╔══
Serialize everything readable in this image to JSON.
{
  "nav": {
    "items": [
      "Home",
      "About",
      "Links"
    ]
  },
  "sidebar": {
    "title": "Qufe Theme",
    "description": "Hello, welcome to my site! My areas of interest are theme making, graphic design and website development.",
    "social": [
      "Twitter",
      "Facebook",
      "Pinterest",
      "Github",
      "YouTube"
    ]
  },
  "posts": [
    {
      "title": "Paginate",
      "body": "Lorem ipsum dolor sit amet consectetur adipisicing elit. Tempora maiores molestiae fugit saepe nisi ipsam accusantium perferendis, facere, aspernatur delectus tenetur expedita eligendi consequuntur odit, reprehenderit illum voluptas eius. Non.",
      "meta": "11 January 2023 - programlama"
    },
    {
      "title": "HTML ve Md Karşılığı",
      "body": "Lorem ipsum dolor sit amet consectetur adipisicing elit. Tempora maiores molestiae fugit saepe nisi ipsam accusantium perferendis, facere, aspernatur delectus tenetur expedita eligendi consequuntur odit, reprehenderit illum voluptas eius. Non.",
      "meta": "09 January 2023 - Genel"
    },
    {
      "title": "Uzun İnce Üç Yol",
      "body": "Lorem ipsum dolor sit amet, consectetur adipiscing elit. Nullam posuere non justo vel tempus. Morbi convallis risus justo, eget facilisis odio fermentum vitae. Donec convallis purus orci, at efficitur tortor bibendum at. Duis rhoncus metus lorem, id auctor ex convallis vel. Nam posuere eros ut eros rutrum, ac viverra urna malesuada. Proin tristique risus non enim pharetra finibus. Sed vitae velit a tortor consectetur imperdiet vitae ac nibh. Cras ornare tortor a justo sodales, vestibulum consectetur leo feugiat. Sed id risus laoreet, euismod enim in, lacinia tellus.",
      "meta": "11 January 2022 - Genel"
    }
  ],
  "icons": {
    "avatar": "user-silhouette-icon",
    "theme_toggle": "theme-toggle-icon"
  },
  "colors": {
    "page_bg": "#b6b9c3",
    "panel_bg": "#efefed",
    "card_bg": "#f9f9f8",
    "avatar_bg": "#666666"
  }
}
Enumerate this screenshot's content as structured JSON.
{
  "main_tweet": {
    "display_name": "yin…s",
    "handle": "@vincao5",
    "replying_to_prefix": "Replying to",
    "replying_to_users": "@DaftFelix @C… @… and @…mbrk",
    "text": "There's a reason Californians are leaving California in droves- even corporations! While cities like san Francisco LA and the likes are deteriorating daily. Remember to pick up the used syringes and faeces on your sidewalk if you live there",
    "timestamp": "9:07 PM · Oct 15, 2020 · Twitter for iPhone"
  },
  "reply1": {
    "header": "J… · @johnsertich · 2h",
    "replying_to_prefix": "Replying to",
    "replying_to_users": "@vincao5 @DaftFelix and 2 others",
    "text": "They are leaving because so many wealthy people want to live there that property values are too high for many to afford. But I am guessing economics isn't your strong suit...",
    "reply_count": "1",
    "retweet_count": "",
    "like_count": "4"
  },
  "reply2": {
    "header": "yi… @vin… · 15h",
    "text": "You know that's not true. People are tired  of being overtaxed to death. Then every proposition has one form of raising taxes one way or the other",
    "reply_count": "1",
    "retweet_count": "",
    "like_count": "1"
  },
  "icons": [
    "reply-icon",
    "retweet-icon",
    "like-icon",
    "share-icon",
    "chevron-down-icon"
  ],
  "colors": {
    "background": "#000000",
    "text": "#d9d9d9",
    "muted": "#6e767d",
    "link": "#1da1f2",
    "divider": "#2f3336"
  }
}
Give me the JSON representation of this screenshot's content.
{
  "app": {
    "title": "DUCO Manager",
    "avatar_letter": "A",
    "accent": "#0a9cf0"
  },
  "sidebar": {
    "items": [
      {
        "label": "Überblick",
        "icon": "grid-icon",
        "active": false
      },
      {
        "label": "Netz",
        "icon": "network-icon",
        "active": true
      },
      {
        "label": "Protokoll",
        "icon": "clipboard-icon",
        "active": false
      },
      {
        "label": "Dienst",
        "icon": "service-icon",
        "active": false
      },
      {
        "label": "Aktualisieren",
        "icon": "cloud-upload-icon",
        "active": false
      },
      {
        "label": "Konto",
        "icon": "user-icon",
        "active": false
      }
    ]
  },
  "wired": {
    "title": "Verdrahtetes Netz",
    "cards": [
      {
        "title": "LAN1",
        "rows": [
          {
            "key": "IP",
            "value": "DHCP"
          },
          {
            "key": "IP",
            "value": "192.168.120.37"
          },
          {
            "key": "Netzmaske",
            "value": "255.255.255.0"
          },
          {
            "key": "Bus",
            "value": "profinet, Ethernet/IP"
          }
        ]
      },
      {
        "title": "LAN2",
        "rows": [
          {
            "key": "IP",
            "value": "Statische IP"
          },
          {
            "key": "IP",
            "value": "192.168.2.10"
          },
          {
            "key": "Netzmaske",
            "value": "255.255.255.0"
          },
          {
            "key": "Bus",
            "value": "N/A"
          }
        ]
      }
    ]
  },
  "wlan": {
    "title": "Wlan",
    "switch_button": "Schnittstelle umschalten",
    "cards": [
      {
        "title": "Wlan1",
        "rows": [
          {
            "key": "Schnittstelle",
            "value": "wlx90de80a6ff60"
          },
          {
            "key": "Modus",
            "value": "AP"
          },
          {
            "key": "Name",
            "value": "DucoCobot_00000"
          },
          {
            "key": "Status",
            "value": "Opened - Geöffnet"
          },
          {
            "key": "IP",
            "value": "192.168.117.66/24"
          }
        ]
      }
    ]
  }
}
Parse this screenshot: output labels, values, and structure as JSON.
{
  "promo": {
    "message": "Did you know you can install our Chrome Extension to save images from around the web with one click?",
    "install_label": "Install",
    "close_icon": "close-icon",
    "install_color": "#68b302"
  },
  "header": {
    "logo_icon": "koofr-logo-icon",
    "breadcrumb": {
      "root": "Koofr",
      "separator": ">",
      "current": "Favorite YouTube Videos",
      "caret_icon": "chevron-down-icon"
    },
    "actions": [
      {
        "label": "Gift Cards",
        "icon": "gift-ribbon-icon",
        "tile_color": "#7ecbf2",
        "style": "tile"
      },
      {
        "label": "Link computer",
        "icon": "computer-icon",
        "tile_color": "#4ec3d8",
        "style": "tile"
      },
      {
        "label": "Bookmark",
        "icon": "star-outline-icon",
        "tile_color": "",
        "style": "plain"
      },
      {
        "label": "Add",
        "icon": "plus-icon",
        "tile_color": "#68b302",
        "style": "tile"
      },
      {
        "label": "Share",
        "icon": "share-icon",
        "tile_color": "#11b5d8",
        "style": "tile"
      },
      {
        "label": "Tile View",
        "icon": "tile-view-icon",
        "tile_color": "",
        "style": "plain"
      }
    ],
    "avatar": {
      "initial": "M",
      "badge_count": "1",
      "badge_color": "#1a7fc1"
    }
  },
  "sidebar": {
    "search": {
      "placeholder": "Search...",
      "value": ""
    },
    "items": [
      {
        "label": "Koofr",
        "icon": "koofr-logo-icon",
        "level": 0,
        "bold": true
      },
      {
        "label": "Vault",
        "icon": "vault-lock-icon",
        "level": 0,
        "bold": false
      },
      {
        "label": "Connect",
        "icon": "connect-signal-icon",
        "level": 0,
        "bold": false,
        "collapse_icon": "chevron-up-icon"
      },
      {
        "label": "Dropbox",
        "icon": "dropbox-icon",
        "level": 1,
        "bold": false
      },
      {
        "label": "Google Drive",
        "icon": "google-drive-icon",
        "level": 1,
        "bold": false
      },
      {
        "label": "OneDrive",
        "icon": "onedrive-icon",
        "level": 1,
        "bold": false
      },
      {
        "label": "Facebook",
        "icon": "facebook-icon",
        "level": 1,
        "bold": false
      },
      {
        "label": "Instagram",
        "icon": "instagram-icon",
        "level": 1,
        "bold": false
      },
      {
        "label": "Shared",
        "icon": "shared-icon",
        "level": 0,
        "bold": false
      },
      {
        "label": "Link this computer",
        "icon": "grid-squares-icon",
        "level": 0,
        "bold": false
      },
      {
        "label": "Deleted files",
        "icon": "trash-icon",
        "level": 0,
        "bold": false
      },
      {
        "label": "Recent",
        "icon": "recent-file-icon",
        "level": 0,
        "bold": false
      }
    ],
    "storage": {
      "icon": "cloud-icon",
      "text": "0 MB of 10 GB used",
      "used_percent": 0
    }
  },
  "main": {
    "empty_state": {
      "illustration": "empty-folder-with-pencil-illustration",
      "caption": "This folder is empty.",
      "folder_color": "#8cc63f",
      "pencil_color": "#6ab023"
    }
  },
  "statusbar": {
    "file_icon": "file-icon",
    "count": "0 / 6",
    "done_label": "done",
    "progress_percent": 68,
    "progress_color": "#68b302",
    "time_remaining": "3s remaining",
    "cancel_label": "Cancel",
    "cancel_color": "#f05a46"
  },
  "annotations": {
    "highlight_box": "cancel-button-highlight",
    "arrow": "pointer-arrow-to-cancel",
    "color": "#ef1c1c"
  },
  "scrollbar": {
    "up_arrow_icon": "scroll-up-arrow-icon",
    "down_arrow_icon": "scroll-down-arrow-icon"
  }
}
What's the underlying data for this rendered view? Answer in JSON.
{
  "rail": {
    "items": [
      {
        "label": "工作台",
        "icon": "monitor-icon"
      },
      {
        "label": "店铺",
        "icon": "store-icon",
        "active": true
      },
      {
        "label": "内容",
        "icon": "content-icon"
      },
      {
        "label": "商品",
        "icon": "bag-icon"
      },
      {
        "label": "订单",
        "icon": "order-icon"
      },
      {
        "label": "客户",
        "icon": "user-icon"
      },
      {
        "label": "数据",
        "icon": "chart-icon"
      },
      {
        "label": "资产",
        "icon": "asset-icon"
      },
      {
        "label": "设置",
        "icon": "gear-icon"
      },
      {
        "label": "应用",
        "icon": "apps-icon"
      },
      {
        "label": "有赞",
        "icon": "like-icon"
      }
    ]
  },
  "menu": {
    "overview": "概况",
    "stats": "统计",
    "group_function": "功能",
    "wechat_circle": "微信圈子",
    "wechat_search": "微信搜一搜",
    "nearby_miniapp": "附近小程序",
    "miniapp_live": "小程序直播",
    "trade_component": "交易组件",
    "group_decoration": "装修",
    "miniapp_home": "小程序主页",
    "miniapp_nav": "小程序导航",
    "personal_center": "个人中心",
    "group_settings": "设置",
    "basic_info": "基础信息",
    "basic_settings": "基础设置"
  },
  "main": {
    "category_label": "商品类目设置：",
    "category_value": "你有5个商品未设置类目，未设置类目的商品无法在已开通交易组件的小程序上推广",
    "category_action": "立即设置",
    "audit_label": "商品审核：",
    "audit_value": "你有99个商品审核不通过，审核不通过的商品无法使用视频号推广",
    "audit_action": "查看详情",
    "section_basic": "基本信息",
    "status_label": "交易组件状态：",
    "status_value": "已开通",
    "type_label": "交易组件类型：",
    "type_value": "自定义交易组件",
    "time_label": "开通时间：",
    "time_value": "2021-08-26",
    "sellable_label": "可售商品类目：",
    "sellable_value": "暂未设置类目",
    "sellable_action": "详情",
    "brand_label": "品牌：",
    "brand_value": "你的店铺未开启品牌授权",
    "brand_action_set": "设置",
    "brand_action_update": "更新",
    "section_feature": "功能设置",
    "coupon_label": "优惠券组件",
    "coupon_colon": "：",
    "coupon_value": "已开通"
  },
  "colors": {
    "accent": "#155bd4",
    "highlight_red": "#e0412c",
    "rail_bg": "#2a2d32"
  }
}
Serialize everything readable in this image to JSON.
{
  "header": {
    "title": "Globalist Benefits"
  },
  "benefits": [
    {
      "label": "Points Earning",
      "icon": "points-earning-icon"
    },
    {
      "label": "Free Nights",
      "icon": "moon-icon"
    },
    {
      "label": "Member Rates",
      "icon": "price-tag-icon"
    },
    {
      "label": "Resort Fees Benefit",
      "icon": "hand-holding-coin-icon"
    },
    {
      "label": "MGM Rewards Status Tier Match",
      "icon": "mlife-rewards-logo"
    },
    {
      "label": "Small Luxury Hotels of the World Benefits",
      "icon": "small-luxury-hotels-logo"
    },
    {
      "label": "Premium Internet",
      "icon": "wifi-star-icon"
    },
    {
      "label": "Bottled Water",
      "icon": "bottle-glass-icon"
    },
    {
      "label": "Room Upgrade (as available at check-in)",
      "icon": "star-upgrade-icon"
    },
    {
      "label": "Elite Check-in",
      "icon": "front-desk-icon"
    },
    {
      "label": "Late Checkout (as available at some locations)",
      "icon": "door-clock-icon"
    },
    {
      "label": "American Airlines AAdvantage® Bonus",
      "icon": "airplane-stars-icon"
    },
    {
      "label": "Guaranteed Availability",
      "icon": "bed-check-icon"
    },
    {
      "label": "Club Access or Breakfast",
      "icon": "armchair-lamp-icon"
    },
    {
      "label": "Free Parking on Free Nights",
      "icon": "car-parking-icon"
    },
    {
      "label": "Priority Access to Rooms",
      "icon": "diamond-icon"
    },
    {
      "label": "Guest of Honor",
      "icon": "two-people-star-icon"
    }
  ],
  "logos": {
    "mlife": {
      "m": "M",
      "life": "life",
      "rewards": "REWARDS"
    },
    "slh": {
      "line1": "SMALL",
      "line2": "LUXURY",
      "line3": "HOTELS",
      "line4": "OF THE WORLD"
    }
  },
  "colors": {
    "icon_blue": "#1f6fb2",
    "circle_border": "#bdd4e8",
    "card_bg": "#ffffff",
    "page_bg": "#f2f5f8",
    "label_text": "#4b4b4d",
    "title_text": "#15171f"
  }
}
╚══
» **PROBLEM DESCRIPTION**
In the records above, locate every line with the string "Access" and copy it.

» **OUTPUT OF THE EXERCISE**
      "label": "Club Access or Breakfast",
      "label": "Priority Access to Rooms",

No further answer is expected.